>>
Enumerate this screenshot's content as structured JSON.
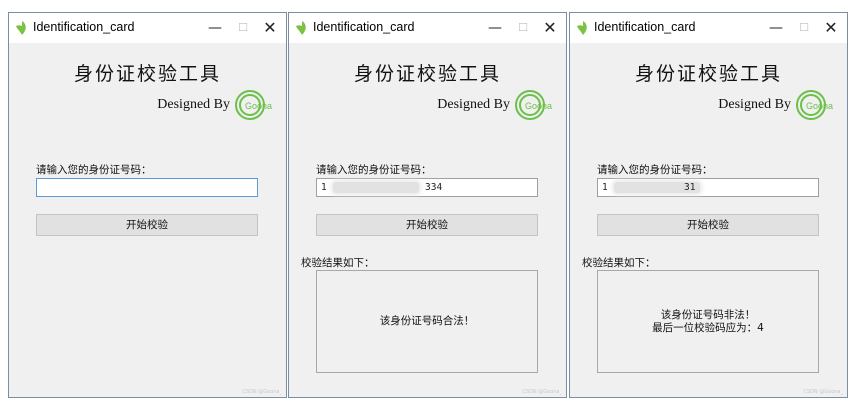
{
  "windows": [
    {
      "title": "Identification_card",
      "heading": "身份证校验工具",
      "designed_by": "Designed By",
      "logo_text": "Goona",
      "prompt": "请输入您的身份证号码：",
      "input_prefix": "",
      "input_suffix": "",
      "check_button": "开始校验",
      "result_label": "",
      "result_line1": "",
      "result_line2": "",
      "watermark": "CSDN @Goona_"
    },
    {
      "title": "Identification_card",
      "heading": "身份证校验工具",
      "designed_by": "Designed By",
      "logo_text": "Goona",
      "prompt": "请输入您的身份证号码：",
      "input_prefix": "1",
      "input_suffix": "334",
      "check_button": "开始校验",
      "result_label": "校验结果如下：",
      "result_line1": "该身份证号码合法！",
      "result_line2": "",
      "watermark": "CSDN @Goona_"
    },
    {
      "title": "Identification_card",
      "heading": "身份证校验工具",
      "designed_by": "Designed By",
      "logo_text": "Goona",
      "prompt": "请输入您的身份证号码：",
      "input_prefix": "1",
      "input_suffix": "31",
      "check_button": "开始校验",
      "result_label": "校验结果如下：",
      "result_line1": "该身份证号码非法！",
      "result_line2": "最后一位校验码应为：4",
      "watermark": "CSDN @Goona_"
    }
  ],
  "icons": {
    "app": "leaf-icon",
    "minimize": "minimize-icon",
    "maximize": "maximize-icon",
    "close": "close-icon"
  },
  "colors": {
    "logo_green": "#6cc04a",
    "focus_border": "#5a9bd8",
    "window_bg": "#f0f0f0"
  }
}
<<
GOAL |
Print the complete listing exactly as it stands, without its pictures.

FINAL ANSWER |
Enumerate this screenshot's content as structured JSON.
{
  "windows": [
    {
      "title": "Identification_card",
      "heading": "身份证校验工具",
      "designed_by": "Designed By",
      "logo_text": "Goona",
      "prompt": "请输入您的身份证号码：",
      "input_prefix": "",
      "input_suffix": "",
      "check_button": "开始校验",
      "result_label": "",
      "result_line1": "",
      "result_line2": "",
      "watermark": "CSDN @Goona_"
    },
    {
      "title": "Identification_card",
      "heading": "身份证校验工具",
      "designed_by": "Designed By",
      "logo_text": "Goona",
      "prompt": "请输入您的身份证号码：",
      "input_prefix": "1",
      "input_suffix": "334",
      "check_button": "开始校验",
      "result_label": "校验结果如下：",
      "result_line1": "该身份证号码合法！",
      "result_line2": "",
      "watermark": "CSDN @Goona_"
    },
    {
      "title": "Identification_card",
      "heading": "身份证校验工具",
      "designed_by": "Designed By",
      "logo_text": "Goona",
      "prompt": "请输入您的身份证号码：",
      "input_prefix": "1",
      "input_suffix": "31",
      "check_button": "开始校验",
      "result_label": "校验结果如下：",
      "result_line1": "该身份证号码非法！",
      "result_line2": "最后一位校验码应为：4",
      "watermark": "CSDN @Goona_"
    }
  ],
  "icons": {
    "app": "leaf-icon",
    "minimize": "minimize-icon",
    "maximize": "maximize-icon",
    "close": "close-icon"
  },
  "colors": {
    "logo_green": "#6cc04a",
    "focus_border": "#5a9bd8",
    "window_bg": "#f0f0f0"
  }
}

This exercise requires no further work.